**** DATASET ROWS
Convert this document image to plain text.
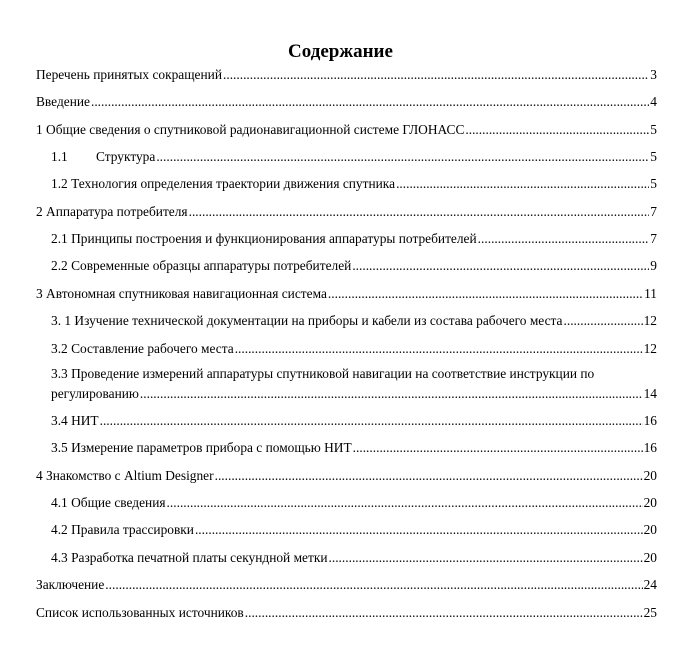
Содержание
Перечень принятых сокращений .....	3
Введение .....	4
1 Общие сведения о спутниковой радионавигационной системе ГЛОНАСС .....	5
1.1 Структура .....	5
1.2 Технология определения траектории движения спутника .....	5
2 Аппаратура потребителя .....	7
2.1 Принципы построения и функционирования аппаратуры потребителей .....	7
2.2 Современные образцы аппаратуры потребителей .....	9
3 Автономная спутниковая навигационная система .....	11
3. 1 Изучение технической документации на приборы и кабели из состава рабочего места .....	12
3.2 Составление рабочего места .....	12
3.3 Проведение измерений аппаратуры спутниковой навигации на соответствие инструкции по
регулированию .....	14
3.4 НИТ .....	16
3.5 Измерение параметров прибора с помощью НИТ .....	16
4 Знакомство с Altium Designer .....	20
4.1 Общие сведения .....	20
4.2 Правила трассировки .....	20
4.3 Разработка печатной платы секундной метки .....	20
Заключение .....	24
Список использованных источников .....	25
********
**** DATASET ROWS
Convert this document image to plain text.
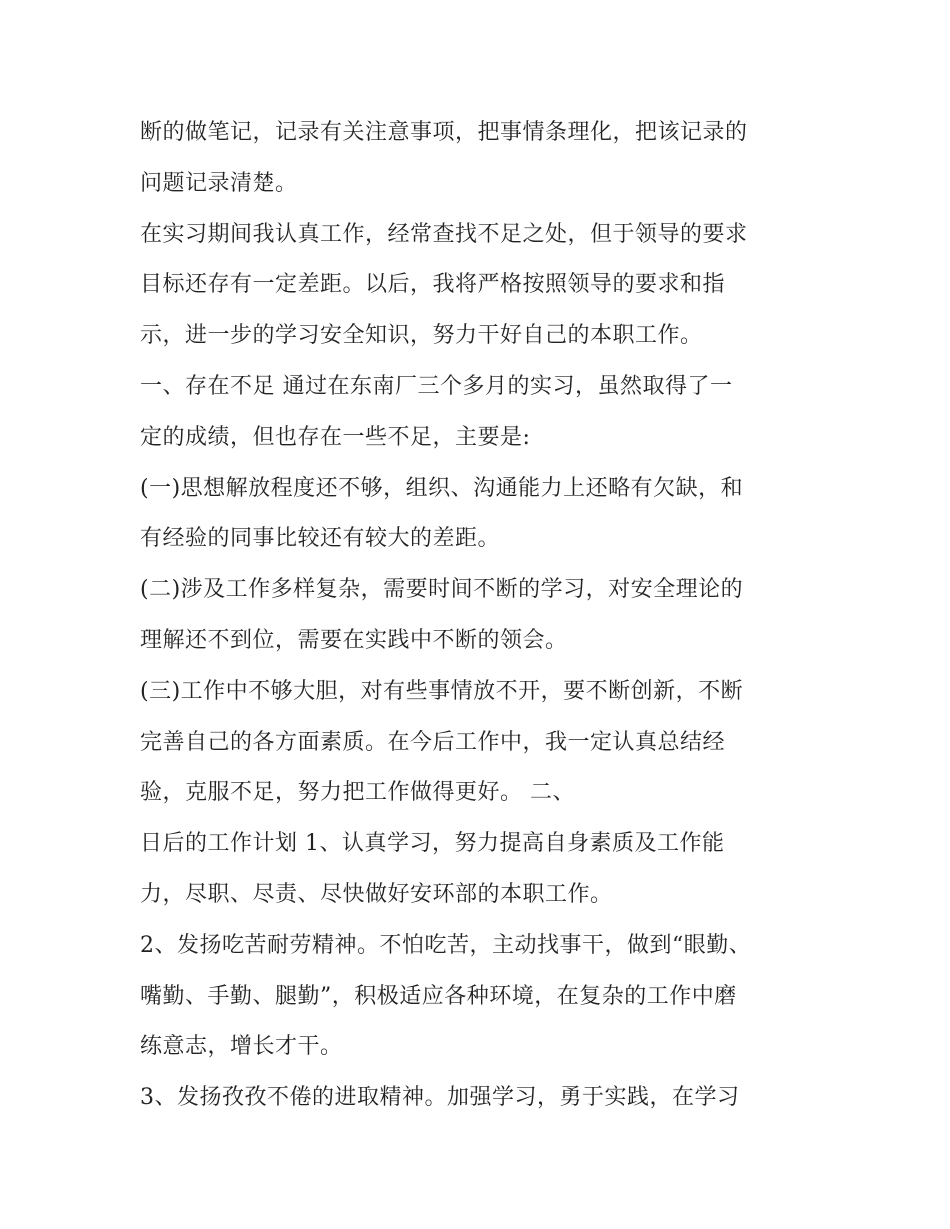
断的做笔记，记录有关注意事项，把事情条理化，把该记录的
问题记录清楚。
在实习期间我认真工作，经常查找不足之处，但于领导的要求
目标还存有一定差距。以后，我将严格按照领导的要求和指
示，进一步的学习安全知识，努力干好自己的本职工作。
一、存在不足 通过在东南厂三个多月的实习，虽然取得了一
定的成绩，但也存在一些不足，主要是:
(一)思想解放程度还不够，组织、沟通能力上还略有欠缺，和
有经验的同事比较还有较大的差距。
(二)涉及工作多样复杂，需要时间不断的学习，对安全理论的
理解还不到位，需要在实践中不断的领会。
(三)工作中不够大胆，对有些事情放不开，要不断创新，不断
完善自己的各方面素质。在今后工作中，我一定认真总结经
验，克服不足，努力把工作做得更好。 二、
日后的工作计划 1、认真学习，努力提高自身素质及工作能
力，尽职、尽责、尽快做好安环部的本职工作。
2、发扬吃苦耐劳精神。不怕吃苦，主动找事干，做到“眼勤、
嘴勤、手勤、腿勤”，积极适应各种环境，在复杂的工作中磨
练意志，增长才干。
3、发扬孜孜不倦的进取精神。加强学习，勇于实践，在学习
********
Pick out each line containing "рабочего" and report it.

3. 1 Изучение технической документации на приборы и кабели из состава рабочего места .....	12
3.2 Составление рабочего места .....	12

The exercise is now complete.